Task requirements ::
Every line containing the word "bicycle" needs to be found and copied.

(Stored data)
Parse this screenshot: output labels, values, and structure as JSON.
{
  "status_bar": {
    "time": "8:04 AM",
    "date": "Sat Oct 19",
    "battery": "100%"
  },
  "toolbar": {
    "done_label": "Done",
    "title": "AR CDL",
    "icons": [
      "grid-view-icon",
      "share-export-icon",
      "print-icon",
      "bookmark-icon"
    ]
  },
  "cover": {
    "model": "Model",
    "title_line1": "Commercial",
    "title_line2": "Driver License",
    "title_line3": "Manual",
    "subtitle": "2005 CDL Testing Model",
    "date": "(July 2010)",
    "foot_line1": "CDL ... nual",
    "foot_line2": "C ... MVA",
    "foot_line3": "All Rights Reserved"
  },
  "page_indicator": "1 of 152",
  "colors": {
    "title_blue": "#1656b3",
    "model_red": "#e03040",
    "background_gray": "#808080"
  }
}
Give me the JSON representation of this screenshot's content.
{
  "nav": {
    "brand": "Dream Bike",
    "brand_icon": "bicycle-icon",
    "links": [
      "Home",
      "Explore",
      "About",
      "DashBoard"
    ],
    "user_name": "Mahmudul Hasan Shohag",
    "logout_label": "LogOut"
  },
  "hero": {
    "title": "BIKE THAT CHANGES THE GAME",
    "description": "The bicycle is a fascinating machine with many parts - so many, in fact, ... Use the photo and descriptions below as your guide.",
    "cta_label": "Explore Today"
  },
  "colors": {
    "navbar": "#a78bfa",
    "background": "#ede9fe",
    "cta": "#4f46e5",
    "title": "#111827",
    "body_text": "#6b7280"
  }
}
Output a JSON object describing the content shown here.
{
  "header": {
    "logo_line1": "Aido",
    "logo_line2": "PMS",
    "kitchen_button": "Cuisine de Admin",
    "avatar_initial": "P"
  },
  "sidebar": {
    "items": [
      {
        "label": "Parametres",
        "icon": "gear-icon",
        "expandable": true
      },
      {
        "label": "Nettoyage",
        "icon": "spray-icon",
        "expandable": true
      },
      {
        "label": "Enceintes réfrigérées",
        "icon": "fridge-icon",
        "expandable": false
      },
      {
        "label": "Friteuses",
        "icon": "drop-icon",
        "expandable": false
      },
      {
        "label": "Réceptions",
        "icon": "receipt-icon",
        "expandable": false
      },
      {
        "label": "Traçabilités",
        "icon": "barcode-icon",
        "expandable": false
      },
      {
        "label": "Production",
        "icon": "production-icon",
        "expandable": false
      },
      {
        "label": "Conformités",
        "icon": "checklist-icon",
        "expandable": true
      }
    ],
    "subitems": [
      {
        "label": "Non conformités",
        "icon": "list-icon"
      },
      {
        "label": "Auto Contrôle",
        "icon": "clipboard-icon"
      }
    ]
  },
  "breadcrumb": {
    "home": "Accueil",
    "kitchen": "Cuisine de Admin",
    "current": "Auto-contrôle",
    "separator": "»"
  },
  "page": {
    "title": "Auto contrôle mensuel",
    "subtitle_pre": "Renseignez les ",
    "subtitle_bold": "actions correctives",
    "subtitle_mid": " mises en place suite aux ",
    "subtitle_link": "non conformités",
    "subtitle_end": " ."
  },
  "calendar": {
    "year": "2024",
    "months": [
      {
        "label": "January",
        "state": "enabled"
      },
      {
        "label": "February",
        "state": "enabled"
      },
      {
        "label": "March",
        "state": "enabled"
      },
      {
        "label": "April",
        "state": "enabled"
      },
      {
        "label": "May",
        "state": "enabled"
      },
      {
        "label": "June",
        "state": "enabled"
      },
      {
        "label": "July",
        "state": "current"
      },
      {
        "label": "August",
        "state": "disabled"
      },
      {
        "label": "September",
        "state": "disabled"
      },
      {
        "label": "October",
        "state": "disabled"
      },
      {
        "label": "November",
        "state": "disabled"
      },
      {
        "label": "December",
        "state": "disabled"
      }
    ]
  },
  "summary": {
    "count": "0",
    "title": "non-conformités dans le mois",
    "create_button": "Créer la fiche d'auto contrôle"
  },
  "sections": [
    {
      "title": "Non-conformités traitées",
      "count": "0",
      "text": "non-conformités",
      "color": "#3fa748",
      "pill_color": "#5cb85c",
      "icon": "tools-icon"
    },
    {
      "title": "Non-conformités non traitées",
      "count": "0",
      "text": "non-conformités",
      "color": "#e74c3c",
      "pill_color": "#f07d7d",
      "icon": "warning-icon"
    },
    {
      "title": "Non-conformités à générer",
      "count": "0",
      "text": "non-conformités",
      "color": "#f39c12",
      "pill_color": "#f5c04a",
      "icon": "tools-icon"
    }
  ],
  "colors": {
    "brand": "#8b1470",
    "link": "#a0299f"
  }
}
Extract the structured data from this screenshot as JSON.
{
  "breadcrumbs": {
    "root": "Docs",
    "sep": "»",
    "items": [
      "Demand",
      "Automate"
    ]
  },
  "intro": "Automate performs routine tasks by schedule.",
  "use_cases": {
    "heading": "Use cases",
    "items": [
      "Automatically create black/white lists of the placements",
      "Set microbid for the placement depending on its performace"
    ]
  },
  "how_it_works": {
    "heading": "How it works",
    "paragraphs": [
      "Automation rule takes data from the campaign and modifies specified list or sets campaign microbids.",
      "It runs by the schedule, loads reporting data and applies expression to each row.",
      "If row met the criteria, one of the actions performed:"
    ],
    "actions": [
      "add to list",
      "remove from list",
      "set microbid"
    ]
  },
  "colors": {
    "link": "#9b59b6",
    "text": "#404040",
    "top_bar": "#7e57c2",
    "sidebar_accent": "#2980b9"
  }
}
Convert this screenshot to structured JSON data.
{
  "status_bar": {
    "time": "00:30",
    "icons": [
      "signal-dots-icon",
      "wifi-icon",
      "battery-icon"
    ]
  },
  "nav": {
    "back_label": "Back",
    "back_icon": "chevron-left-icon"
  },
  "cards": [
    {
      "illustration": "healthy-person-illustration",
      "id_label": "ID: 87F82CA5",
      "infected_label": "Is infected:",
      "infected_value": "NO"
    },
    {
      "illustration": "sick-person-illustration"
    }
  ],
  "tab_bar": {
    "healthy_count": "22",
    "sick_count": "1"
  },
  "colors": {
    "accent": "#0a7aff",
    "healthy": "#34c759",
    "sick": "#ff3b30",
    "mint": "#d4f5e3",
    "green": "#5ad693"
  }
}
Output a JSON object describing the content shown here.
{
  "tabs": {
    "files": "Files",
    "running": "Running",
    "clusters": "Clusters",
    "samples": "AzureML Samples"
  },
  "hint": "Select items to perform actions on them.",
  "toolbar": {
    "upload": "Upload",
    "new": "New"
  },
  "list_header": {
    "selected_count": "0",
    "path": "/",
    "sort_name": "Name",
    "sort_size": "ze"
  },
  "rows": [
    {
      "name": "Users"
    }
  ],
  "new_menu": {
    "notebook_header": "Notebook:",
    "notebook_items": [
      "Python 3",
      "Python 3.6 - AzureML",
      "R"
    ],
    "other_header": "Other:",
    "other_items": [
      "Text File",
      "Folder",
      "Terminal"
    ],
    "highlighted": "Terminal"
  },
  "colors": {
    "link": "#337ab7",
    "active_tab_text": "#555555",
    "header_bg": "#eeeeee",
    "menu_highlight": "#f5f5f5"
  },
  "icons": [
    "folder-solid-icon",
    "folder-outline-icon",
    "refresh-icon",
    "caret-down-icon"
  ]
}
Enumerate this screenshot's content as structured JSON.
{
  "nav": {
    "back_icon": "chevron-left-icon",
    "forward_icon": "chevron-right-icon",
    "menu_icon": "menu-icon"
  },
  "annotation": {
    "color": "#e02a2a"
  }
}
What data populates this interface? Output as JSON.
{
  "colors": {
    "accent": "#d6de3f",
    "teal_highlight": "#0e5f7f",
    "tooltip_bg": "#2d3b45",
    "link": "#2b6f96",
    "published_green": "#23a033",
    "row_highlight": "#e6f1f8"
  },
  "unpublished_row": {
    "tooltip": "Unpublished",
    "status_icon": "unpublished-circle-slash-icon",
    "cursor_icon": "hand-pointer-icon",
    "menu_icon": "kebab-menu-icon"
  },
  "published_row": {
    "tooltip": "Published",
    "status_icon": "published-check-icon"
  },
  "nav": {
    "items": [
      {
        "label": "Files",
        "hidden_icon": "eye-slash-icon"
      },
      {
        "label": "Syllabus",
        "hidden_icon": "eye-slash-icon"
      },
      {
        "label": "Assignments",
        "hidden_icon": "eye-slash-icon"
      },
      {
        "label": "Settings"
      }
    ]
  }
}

Result for this exercise ::
    "brand_icon": "bicycle-icon",
    "description": "The bicycle is a fascinating machine with many parts - so many, in fact, ... Use the photo and descriptions below as your guide.",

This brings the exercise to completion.